Set problem
Gather the lines from the material that contain "ffffff".

Listed records
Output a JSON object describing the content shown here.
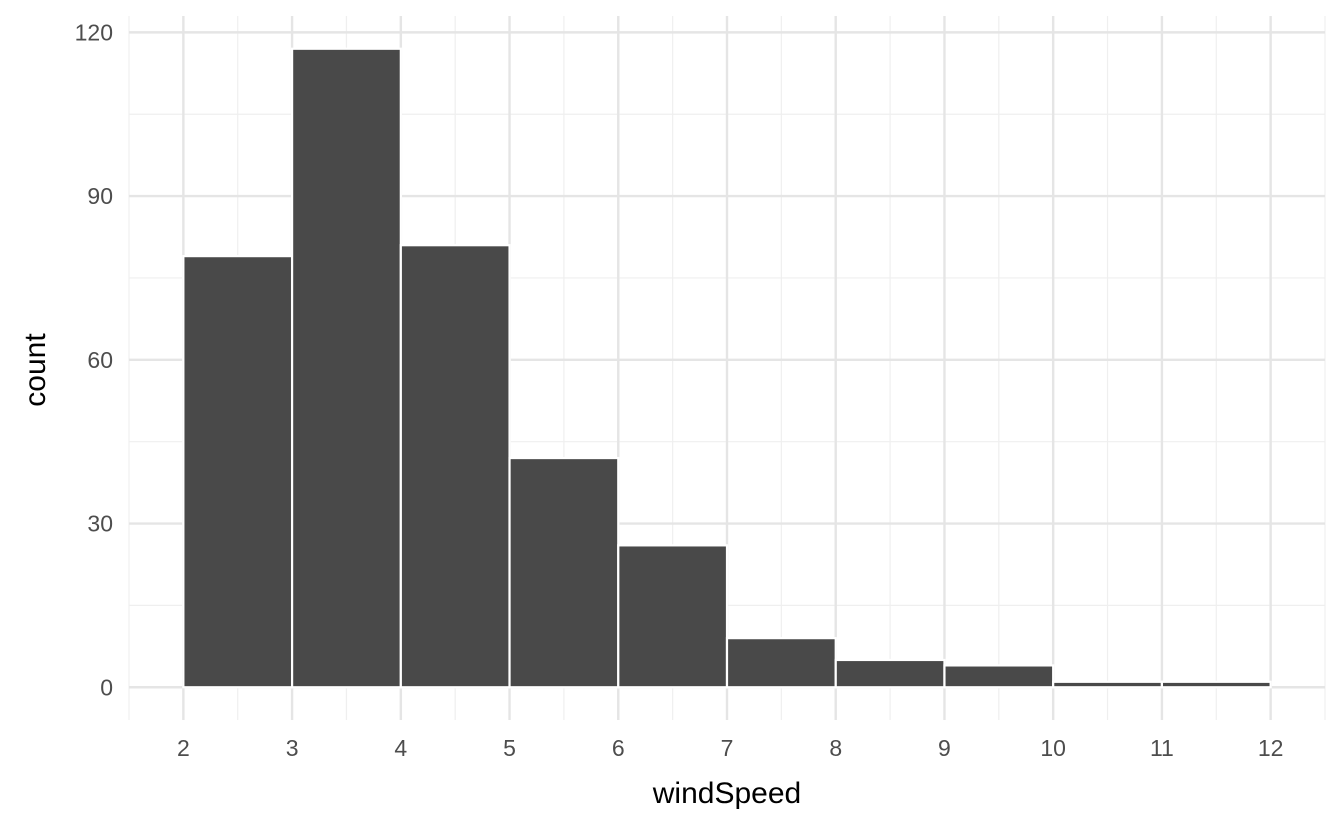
{
  "chart_data": {
    "type": "bar",
    "subtype": "histogram",
    "title": "",
    "xlabel": "windSpeed",
    "ylabel": "count",
    "bins": [
      {
        "x0": 2,
        "x1": 3,
        "count": 79
      },
      {
        "x0": 3,
        "x1": 4,
        "count": 117
      },
      {
        "x0": 4,
        "x1": 5,
        "count": 81
      },
      {
        "x0": 5,
        "x1": 6,
        "count": 42
      },
      {
        "x0": 6,
        "x1": 7,
        "count": 26
      },
      {
        "x0": 7,
        "x1": 8,
        "count": 9
      },
      {
        "x0": 8,
        "x1": 9,
        "count": 5
      },
      {
        "x0": 9,
        "x1": 10,
        "count": 4
      },
      {
        "x0": 10,
        "x1": 11,
        "count": 1
      },
      {
        "x0": 11,
        "x1": 12,
        "count": 1
      }
    ],
    "xticks": [
      "2",
      "3",
      "4",
      "5",
      "6",
      "7",
      "8",
      "9",
      "10",
      "11",
      "12"
    ],
    "yticks": [
      "0",
      "30",
      "60",
      "90",
      "120"
    ],
    "xlim": [
      1.5,
      12.5
    ],
    "ylim": [
      -6,
      123
    ],
    "grid": true,
    "legend": "none",
    "colors": {
      "bar_fill": "#494949",
      "bar_outline": "#ffffff",
      "grid_major": "#e5e5e5",
      "grid_minor": "#efefef",
      "background": "#ffffff"
    }
  }
}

Full output
      "bar_outline": "#ffffff",
      "background": "#ffffff"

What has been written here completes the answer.